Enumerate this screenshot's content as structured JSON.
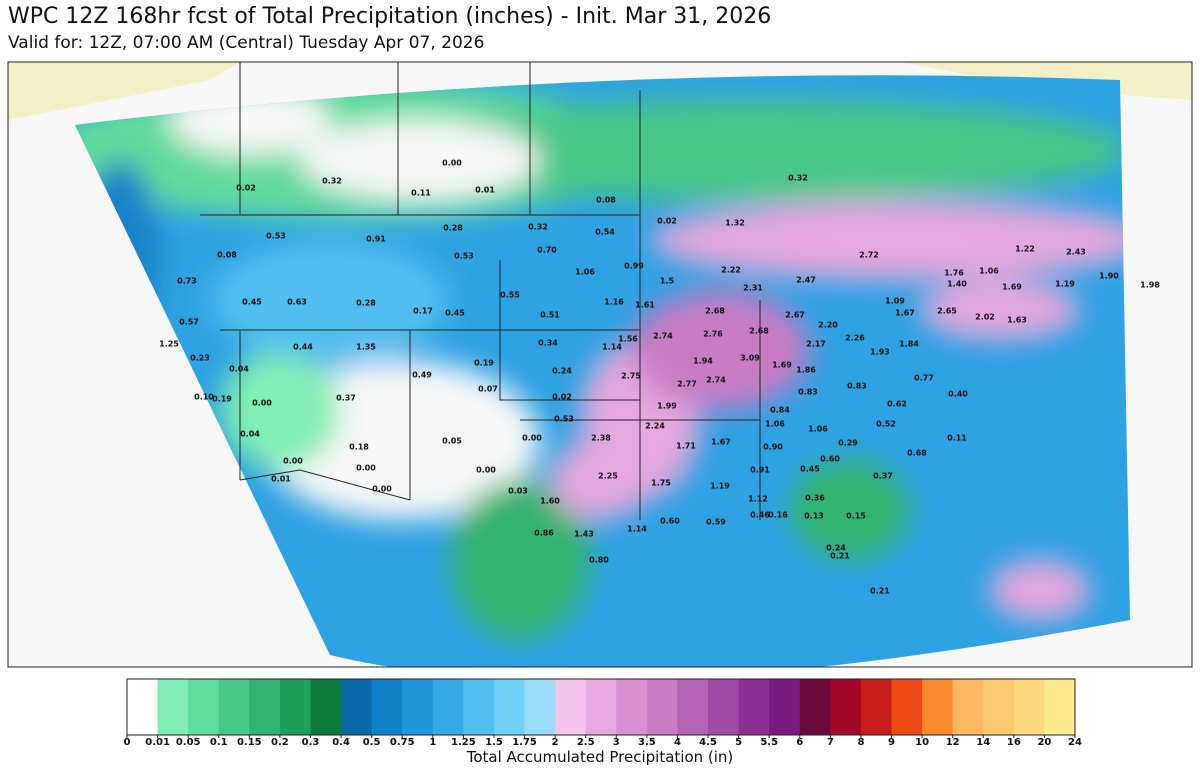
{
  "header": {
    "title": "WPC 12Z 168hr fcst of Total Precipitation (inches) - Init. Mar 31, 2026",
    "subtitle": "Valid for: 12Z, 07:00 AM (Central) Tuesday Apr 07, 2026"
  },
  "map_labels": [
    "0.00",
    "0.02",
    "0.32",
    "0.11",
    "0.01",
    "0.08",
    "0.32",
    "0.02",
    "1.32",
    "0.32",
    "0.54",
    "0.28",
    "0.91",
    "0.53",
    "0.08",
    "0.70",
    "0.53",
    "1.06",
    "0.99",
    "2.22",
    "1.5",
    "2.31",
    "2.47",
    "2.72",
    "1.76",
    "1.40",
    "1.06",
    "1.69",
    "1.22",
    "2.43",
    "1.90",
    "1.98",
    "1.19",
    "0.73",
    "0.45",
    "0.63",
    "0.28",
    "0.17",
    "0.45",
    "0.55",
    "1.16",
    "1.61",
    "2.68",
    "2.67",
    "1.09",
    "1.67",
    "2.65",
    "2.02",
    "1.63",
    "2.20",
    "0.57",
    "0.51",
    "2.74",
    "2.76",
    "2.68",
    "2.26",
    "2.17",
    "1.84",
    "1.25",
    "0.44",
    "1.35",
    "0.34",
    "1.14",
    "1.56",
    "0.23",
    "0.04",
    "1.94",
    "3.09",
    "1.69",
    "1.86",
    "1.93",
    "0.19",
    "0.24",
    "2.75",
    "2.77",
    "2.74",
    "0.49",
    "0.07",
    "0.02",
    "0.83",
    "0.83",
    "0.77",
    "0.40",
    "0.37",
    "0.10",
    "0.19",
    "0.00",
    "1.99",
    "0.84",
    "0.62",
    "0.04",
    "0.53",
    "2.24",
    "1.06",
    "1.06",
    "0.52",
    "0.11",
    "0.00",
    "2.38",
    "0.05",
    "1.71",
    "1.67",
    "0.90",
    "0.29",
    "0.18",
    "0.00",
    "0.00",
    "0.00",
    "0.60",
    "0.68",
    "0.91",
    "0.45",
    "2.25",
    "0.37",
    "1.75",
    "1.19",
    "0.01",
    "0.00",
    "0.03",
    "1.60",
    "1.12",
    "0.36",
    "0.15",
    "0.16",
    "0.13",
    "0.46",
    "1.43",
    "1.14",
    "0.60",
    "0.59",
    "0.86",
    "0.24",
    "0.21",
    "0.80",
    "0.21"
  ],
  "colorbar": {
    "label": "Total Accumulated Precipitation (in)",
    "ticks": [
      "0",
      "0.01",
      "0.05",
      "0.1",
      "0.15",
      "0.2",
      "0.3",
      "0.4",
      "0.5",
      "0.75",
      "1",
      "1.25",
      "1.5",
      "1.75",
      "2",
      "2.5",
      "3",
      "3.5",
      "4",
      "4.5",
      "5",
      "5.5",
      "6",
      "7",
      "8",
      "9",
      "10",
      "12",
      "14",
      "16",
      "20",
      "24"
    ],
    "colors": [
      "#ffffff",
      "#80eeb4",
      "#60dc9c",
      "#46c886",
      "#30b470",
      "#1ea05a",
      "#0e7a3c",
      "#0a6aa8",
      "#1282c8",
      "#2196d8",
      "#36aae6",
      "#50beee",
      "#70d0f6",
      "#98dcf8",
      "#f4c4ec",
      "#e6a8de",
      "#d890d2",
      "#c87cc6",
      "#b464b4",
      "#a04ca4",
      "#8c3094",
      "#781a80",
      "#6a0a38",
      "#a00a28",
      "#c81e1e",
      "#f04a14",
      "#f88a30",
      "#fbb860",
      "#fcc870",
      "#fdd880",
      "#fee890"
    ]
  }
}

- **Directive**
Repeat the records above verbatim, with no pictures in the result.

- **The result**
Enumerate this screenshot's content as structured JSON.
{
  "header": {
    "title": "WPC 12Z 168hr fcst of Total Precipitation (inches) - Init. Mar 31, 2026",
    "subtitle": "Valid for: 12Z, 07:00 AM (Central) Tuesday Apr 07, 2026"
  },
  "map_labels": [
    "0.00",
    "0.02",
    "0.32",
    "0.11",
    "0.01",
    "0.08",
    "0.32",
    "0.02",
    "1.32",
    "0.32",
    "0.54",
    "0.28",
    "0.91",
    "0.53",
    "0.08",
    "0.70",
    "0.53",
    "1.06",
    "0.99",
    "2.22",
    "1.5",
    "2.31",
    "2.47",
    "2.72",
    "1.76",
    "1.40",
    "1.06",
    "1.69",
    "1.22",
    "2.43",
    "1.90",
    "1.98",
    "1.19",
    "0.73",
    "0.45",
    "0.63",
    "0.28",
    "0.17",
    "0.45",
    "0.55",
    "1.16",
    "1.61",
    "2.68",
    "2.67",
    "1.09",
    "1.67",
    "2.65",
    "2.02",
    "1.63",
    "2.20",
    "0.57",
    "0.51",
    "2.74",
    "2.76",
    "2.68",
    "2.26",
    "2.17",
    "1.84",
    "1.25",
    "0.44",
    "1.35",
    "0.34",
    "1.14",
    "1.56",
    "0.23",
    "0.04",
    "1.94",
    "3.09",
    "1.69",
    "1.86",
    "1.93",
    "0.19",
    "0.24",
    "2.75",
    "2.77",
    "2.74",
    "0.49",
    "0.07",
    "0.02",
    "0.83",
    "0.83",
    "0.77",
    "0.40",
    "0.37",
    "0.10",
    "0.19",
    "0.00",
    "1.99",
    "0.84",
    "0.62",
    "0.04",
    "0.53",
    "2.24",
    "1.06",
    "1.06",
    "0.52",
    "0.11",
    "0.00",
    "2.38",
    "0.05",
    "1.71",
    "1.67",
    "0.90",
    "0.29",
    "0.18",
    "0.00",
    "0.00",
    "0.00",
    "0.60",
    "0.68",
    "0.91",
    "0.45",
    "2.25",
    "0.37",
    "1.75",
    "1.19",
    "0.01",
    "0.00",
    "0.03",
    "1.60",
    "1.12",
    "0.36",
    "0.15",
    "0.16",
    "0.13",
    "0.46",
    "1.43",
    "1.14",
    "0.60",
    "0.59",
    "0.86",
    "0.24",
    "0.21",
    "0.80",
    "0.21"
  ],
  "colorbar": {
    "label": "Total Accumulated Precipitation (in)",
    "ticks": [
      "0",
      "0.01",
      "0.05",
      "0.1",
      "0.15",
      "0.2",
      "0.3",
      "0.4",
      "0.5",
      "0.75",
      "1",
      "1.25",
      "1.5",
      "1.75",
      "2",
      "2.5",
      "3",
      "3.5",
      "4",
      "4.5",
      "5",
      "5.5",
      "6",
      "7",
      "8",
      "9",
      "10",
      "12",
      "14",
      "16",
      "20",
      "24"
    ],
    "colors": [
      "#ffffff",
      "#80eeb4",
      "#60dc9c",
      "#46c886",
      "#30b470",
      "#1ea05a",
      "#0e7a3c",
      "#0a6aa8",
      "#1282c8",
      "#2196d8",
      "#36aae6",
      "#50beee",
      "#70d0f6",
      "#98dcf8",
      "#f4c4ec",
      "#e6a8de",
      "#d890d2",
      "#c87cc6",
      "#b464b4",
      "#a04ca4",
      "#8c3094",
      "#781a80",
      "#6a0a38",
      "#a00a28",
      "#c81e1e",
      "#f04a14",
      "#f88a30",
      "#fbb860",
      "#fcc870",
      "#fdd880",
      "#fee890"
    ]
  }
}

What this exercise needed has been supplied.